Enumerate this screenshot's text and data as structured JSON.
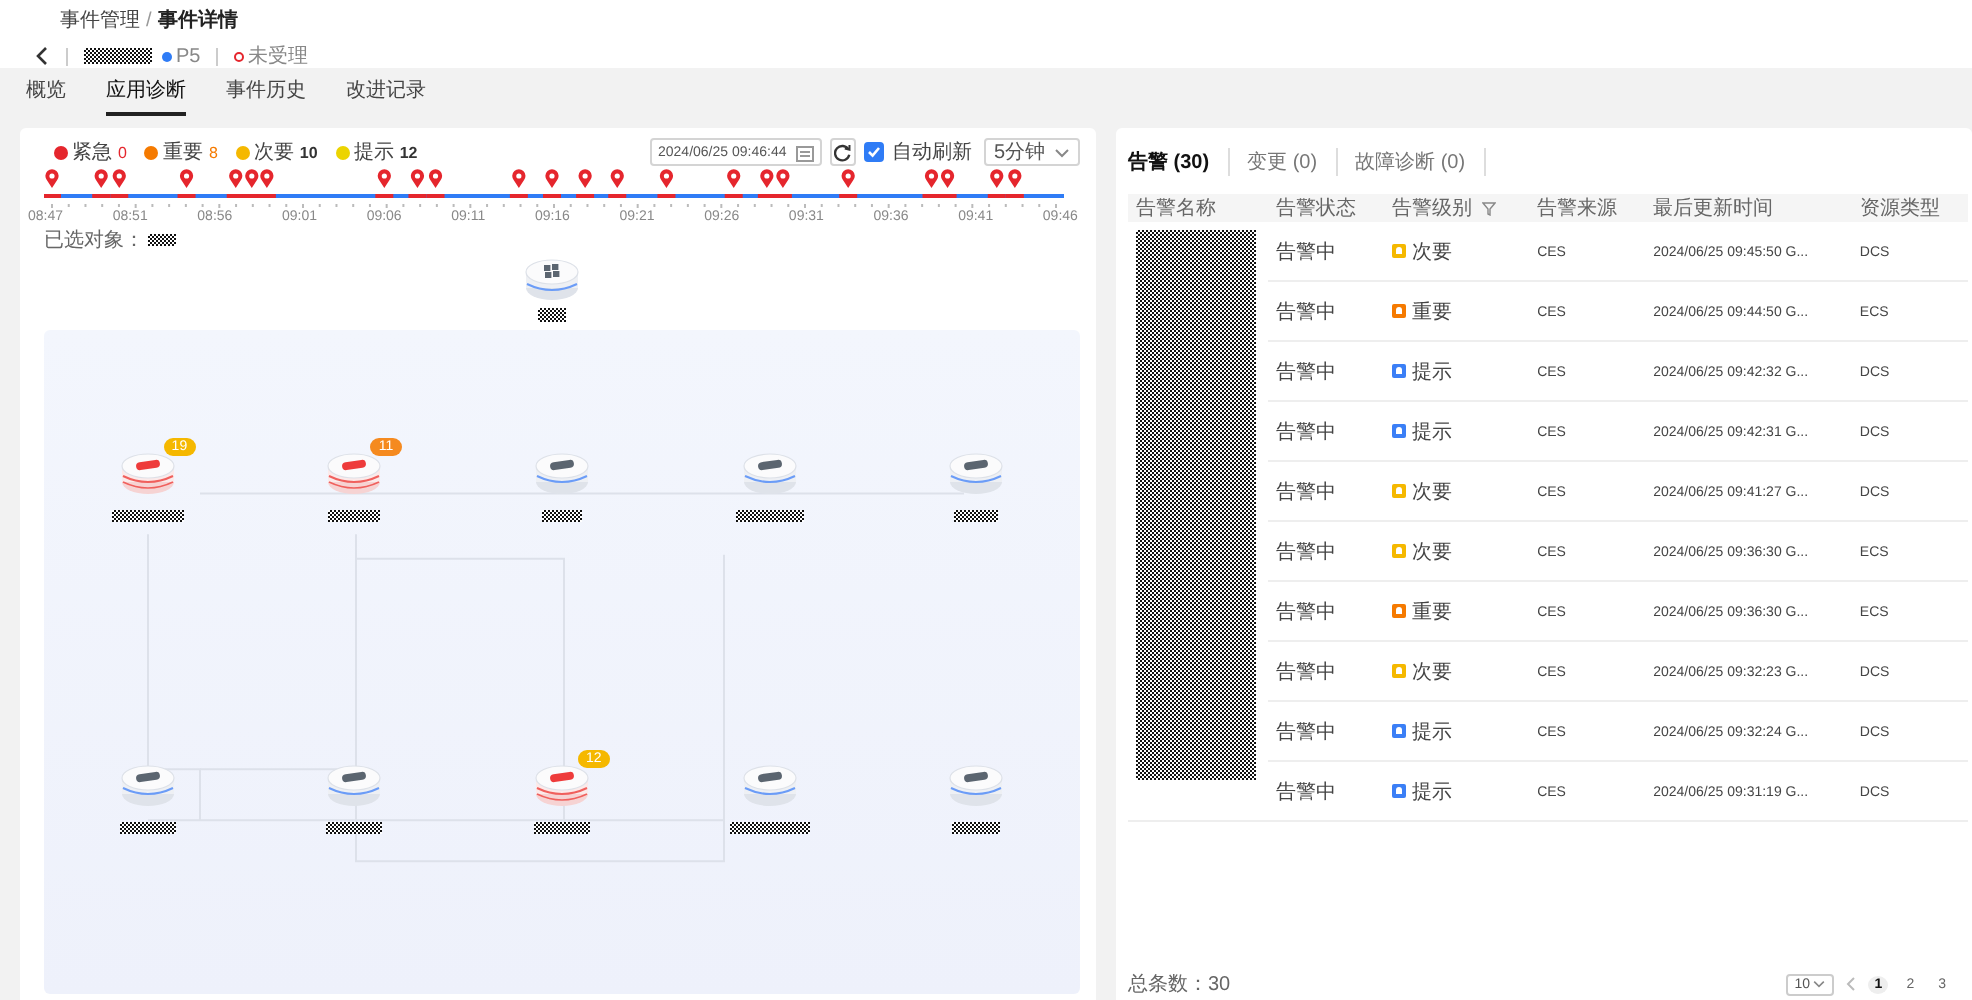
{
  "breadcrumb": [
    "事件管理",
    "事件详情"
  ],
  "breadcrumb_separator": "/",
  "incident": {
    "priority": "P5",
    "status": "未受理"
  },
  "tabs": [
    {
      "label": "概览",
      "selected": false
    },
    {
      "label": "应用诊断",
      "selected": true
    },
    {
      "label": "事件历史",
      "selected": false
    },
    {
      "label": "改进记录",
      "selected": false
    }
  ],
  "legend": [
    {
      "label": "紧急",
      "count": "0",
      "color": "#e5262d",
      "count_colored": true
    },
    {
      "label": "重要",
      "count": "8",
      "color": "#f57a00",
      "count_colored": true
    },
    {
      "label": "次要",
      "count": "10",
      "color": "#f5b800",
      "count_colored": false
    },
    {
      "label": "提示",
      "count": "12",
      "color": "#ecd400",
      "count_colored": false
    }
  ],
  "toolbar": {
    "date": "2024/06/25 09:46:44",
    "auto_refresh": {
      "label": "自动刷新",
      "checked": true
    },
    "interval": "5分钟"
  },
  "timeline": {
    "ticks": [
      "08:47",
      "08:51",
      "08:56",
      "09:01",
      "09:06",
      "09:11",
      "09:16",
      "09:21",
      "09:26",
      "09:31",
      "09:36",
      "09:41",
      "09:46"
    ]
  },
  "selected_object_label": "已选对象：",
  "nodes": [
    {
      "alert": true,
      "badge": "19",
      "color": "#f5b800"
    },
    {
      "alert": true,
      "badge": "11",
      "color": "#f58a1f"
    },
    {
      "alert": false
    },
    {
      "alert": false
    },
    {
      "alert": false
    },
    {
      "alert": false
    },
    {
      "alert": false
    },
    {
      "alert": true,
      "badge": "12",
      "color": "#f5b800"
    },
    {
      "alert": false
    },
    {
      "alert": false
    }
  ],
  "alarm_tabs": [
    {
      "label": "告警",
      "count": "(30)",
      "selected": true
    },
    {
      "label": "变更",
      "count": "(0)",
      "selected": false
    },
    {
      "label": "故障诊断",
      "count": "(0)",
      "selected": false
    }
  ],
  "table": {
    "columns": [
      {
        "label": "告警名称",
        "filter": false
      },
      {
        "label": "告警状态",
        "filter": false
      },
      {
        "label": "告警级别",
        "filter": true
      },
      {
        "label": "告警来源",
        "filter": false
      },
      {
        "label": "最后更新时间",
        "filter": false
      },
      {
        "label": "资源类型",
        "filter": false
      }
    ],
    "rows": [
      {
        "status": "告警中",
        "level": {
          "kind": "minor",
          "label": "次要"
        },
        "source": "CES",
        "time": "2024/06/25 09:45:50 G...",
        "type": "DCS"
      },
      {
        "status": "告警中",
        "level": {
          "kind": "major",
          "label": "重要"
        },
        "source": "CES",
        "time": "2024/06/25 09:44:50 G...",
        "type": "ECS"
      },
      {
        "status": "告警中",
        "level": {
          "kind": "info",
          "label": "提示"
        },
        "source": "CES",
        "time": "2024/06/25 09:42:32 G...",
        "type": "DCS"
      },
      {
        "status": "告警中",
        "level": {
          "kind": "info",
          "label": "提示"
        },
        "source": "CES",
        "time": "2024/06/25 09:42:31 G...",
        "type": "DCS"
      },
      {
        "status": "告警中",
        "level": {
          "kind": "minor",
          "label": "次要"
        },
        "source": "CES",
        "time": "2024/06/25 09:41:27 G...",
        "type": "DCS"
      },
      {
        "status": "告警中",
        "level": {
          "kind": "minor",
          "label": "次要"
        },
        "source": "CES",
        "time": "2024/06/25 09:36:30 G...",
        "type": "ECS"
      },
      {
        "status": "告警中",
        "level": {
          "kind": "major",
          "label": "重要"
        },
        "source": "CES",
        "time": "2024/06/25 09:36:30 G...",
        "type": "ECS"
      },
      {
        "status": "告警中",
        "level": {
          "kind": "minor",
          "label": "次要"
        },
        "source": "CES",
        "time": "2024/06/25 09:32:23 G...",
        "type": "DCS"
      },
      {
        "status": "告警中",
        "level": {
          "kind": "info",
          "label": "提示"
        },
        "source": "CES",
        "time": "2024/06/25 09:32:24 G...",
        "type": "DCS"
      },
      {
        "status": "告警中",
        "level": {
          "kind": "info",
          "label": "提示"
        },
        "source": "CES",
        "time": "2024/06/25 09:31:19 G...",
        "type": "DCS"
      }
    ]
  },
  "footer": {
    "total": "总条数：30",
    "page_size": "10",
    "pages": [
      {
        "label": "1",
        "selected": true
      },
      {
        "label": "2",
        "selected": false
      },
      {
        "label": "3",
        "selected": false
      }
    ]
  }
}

==

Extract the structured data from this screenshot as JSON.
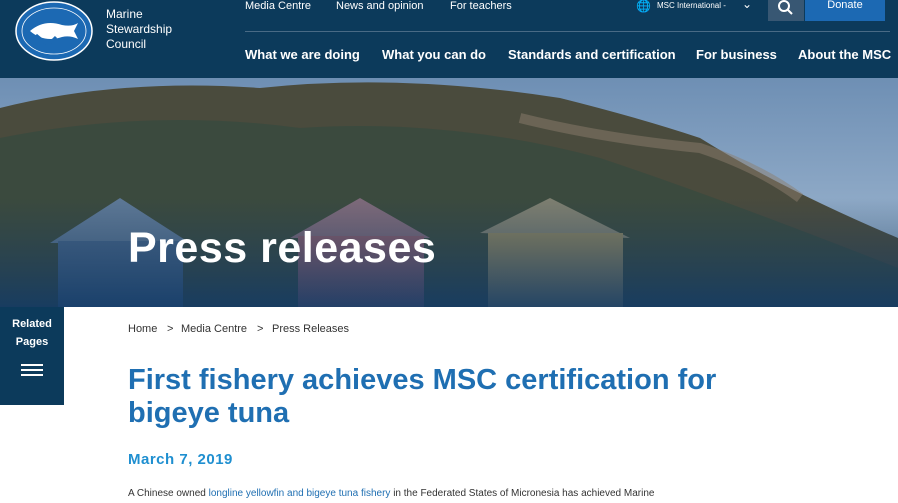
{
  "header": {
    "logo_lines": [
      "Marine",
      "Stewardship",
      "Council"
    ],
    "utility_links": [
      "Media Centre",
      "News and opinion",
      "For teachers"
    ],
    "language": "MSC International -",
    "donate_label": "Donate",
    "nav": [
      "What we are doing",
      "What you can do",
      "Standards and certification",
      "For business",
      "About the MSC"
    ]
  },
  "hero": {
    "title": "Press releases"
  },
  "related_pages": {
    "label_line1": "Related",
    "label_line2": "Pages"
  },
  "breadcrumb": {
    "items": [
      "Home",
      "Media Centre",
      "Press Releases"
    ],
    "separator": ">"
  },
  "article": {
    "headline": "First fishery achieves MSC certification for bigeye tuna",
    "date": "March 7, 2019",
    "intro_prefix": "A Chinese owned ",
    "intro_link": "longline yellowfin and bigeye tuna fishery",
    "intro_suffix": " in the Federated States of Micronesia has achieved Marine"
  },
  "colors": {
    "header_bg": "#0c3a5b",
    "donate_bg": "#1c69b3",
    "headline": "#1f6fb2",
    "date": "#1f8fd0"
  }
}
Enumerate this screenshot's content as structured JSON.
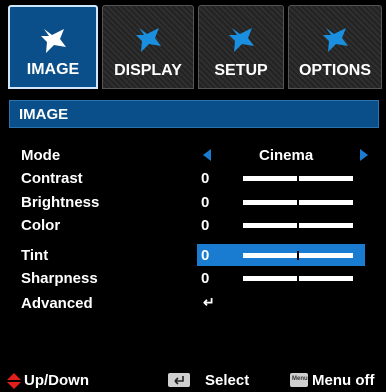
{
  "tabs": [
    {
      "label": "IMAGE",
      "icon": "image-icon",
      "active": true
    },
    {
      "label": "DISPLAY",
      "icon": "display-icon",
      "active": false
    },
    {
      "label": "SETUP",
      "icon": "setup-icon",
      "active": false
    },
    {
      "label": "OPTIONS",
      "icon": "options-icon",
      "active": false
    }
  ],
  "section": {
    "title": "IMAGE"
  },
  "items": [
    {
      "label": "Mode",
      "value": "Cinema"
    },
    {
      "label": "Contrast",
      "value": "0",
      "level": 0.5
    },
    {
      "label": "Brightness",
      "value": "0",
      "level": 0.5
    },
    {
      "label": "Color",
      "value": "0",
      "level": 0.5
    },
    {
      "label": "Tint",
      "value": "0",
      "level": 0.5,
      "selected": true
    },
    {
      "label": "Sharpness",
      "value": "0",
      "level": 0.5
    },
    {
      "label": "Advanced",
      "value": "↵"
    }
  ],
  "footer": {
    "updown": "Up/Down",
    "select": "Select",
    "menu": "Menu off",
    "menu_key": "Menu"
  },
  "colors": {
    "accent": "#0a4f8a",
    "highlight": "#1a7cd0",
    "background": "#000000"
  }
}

==

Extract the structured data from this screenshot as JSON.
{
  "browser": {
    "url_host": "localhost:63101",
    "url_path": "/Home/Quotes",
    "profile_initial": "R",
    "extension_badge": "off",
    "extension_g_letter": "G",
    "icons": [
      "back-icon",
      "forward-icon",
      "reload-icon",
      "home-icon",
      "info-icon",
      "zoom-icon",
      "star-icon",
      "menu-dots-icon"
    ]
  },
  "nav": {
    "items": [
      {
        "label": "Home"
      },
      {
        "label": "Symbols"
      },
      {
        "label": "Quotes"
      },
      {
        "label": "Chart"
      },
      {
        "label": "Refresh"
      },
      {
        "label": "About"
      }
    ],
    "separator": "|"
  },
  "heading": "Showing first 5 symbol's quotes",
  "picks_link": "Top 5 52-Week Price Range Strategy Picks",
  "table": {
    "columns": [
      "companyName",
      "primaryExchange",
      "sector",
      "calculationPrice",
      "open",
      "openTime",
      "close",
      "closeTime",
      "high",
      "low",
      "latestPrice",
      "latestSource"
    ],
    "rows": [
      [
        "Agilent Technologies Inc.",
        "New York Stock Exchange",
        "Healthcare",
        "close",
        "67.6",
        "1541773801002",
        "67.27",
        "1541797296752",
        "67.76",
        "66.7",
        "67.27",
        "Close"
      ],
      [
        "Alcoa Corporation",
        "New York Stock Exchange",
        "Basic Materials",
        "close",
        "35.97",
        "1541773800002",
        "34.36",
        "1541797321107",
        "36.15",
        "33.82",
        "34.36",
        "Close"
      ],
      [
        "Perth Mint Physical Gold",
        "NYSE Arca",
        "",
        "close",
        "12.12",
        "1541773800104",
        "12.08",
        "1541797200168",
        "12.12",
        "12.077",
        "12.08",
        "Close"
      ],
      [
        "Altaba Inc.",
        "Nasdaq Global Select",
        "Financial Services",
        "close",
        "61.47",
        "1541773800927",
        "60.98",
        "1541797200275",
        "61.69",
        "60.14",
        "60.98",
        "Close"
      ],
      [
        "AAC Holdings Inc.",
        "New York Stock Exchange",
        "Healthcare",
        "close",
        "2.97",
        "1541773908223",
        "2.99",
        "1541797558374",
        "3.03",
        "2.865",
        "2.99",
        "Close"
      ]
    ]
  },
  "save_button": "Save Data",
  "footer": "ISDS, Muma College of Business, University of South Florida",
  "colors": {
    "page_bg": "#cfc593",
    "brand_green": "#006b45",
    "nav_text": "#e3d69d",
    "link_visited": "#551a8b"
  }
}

> [TASK REQUIREMENTS]
Look through the entries above for the word "Press". Copy every line where it shows up.

> [REPLY TO THE EXERCISE]
    "title": "Press releases"
      "Press Releases"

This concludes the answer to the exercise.